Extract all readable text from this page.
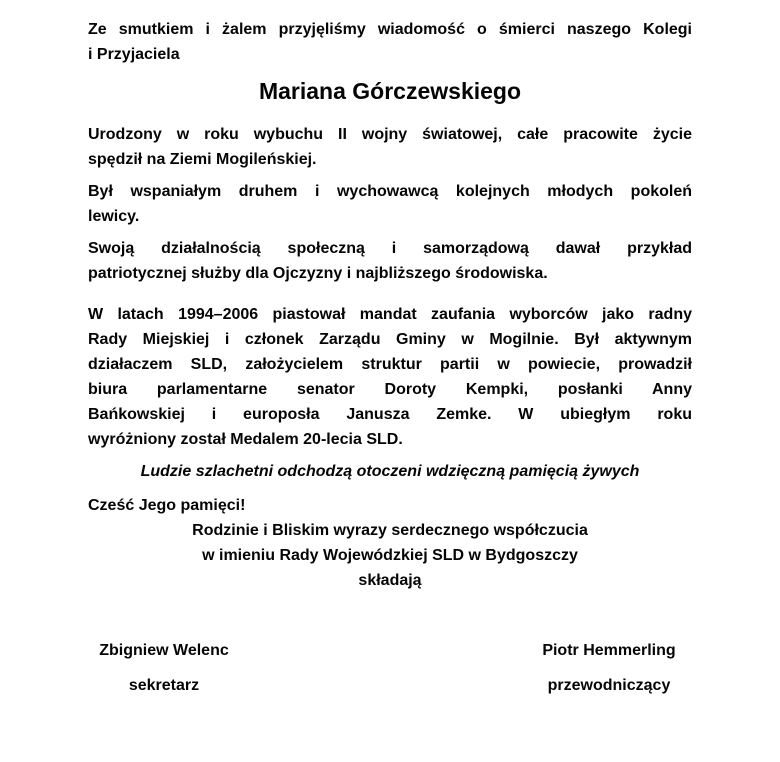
Ze smutkiem i żalem przyjęliśmy wiadomość o śmierci naszego Kolegi
i Przyjaciela

Mariana Górczewskiego

Urodzony w roku wybuchu II wojny światowej, całe pracowite życie
spędził na Ziemi Mogileńskiej.

Był wspaniałym druhem i wychowawcą kolejnych młodych pokoleń
lewicy.

Swoją działalnością społeczną i samorządową dawał przykład
patriotycznej służby dla Ojczyzny i najbliższego środowiska.

W latach 1994–2006 piastował mandat zaufania wyborców jako radny
Rady Miejskiej i członek Zarządu Gminy w Mogilnie. Był aktywnym
działaczem SLD, założycielem struktur partii w powiecie, prowadził
biura parlamentarne senator Doroty Kempki, posłanki Anny
Bańkowskiej i europosła Janusza Zemke. W ubiegłym roku
wyróżniony został Medalem 20-lecia SLD.

Ludzie szlachetni odchodzą otoczeni wdzięczną pamięcią żywych

Cześć Jego pamięci!

Rodzinie i Bliskim wyrazy serdecznego współczucia

w imieniu Rady Wojewódzkiej SLD w Bydgoszczy

składają

Zbigniew Welenc
sekretarz
Piotr Hemmerling
przewodniczący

TO BE DONE: Your task is to reproduce all of the material exactly. The pictures stay out.

OUTPUT FOR THIS TASK:
Extract all readable text from this page.
Ze smutkiem i żalem przyjęliśmy wiadomość o śmierci naszego Kolegi
i Przyjaciela

Mariana Górczewskiego

Urodzony w roku wybuchu II wojny światowej, całe pracowite życie
spędził na Ziemi Mogileńskiej.

Był wspaniałym druhem i wychowawcą kolejnych młodych pokoleń
lewicy.

Swoją działalnością społeczną i samorządową dawał przykład
patriotycznej służby dla Ojczyzny i najbliższego środowiska.

W latach 1994–2006 piastował mandat zaufania wyborców jako radny
Rady Miejskiej i członek Zarządu Gminy w Mogilnie. Był aktywnym
działaczem SLD, założycielem struktur partii w powiecie, prowadził
biura parlamentarne senator Doroty Kempki, posłanki Anny
Bańkowskiej i europosła Janusza Zemke. W ubiegłym roku
wyróżniony został Medalem 20-lecia SLD.

Ludzie szlachetni odchodzą otoczeni wdzięczną pamięcią żywych

Cześć Jego pamięci!

Rodzinie i Bliskim wyrazy serdecznego współczucia

w imieniu Rady Wojewódzkiej SLD w Bydgoszczy

składają

Zbigniew Welenc
sekretarz
Piotr Hemmerling
przewodniczący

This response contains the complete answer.